--- Stored data ---
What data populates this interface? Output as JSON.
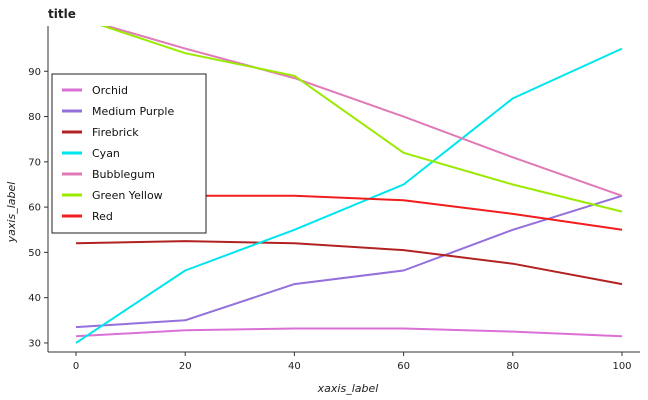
{
  "chart_data": {
    "type": "line",
    "title": "title",
    "xlabel": "xaxis_label",
    "ylabel": "yaxis_label",
    "xlim": [
      0,
      100
    ],
    "ylim": [
      28,
      100
    ],
    "x_ticks": [
      0,
      20,
      40,
      60,
      80,
      100
    ],
    "y_ticks": [
      30,
      40,
      50,
      60,
      70,
      80,
      90
    ],
    "grid": false,
    "legend_position": "left",
    "series": [
      {
        "name": "Orchid",
        "color": "#da70d6",
        "x": [
          0,
          20,
          40,
          60,
          80,
          100
        ],
        "y": [
          31.5,
          32.8,
          33.2,
          33.2,
          32.5,
          31.5
        ]
      },
      {
        "name": "Medium Purple",
        "color": "#9370db",
        "x": [
          0,
          20,
          40,
          60,
          80,
          100
        ],
        "y": [
          33.5,
          35.0,
          43.0,
          46.0,
          55.0,
          62.5
        ]
      },
      {
        "name": "Firebrick",
        "color": "#b22222",
        "x": [
          0,
          20,
          40,
          60,
          80,
          100
        ],
        "y": [
          52.0,
          52.5,
          52.0,
          50.5,
          47.5,
          43.0
        ]
      },
      {
        "name": "Cyan",
        "color": "#00e5ee",
        "x": [
          0,
          20,
          40,
          60,
          80,
          100
        ],
        "y": [
          30.0,
          46.0,
          55.0,
          65.0,
          84.0,
          95.0
        ]
      },
      {
        "name": "Bubblegum",
        "color": "#e07ab6",
        "x": [
          0,
          20,
          40,
          60,
          80,
          100
        ],
        "y": [
          102.0,
          95.0,
          88.5,
          80.0,
          71.0,
          62.5
        ]
      },
      {
        "name": "Green Yellow",
        "color": "#9aea00",
        "x": [
          0,
          20,
          40,
          60,
          80,
          100
        ],
        "y": [
          102.0,
          94.0,
          89.0,
          72.0,
          65.0,
          59.0
        ]
      },
      {
        "name": "Red",
        "color": "#f21d1d",
        "x": [
          0,
          20,
          40,
          60,
          80,
          100
        ],
        "y": [
          62.5,
          62.5,
          62.5,
          61.5,
          58.5,
          55.0
        ]
      }
    ]
  }
}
---
● Exercise prompt
Check each line above for the word "name" and copy the ones that have it.

● Output of the exercise
        "name": "Orchid",
        "name": "Medium Purple",
        "name": "Firebrick",
        "name": "Cyan",
        "name": "Bubblegum",
        "name": "Green Yellow",
        "name": "Red",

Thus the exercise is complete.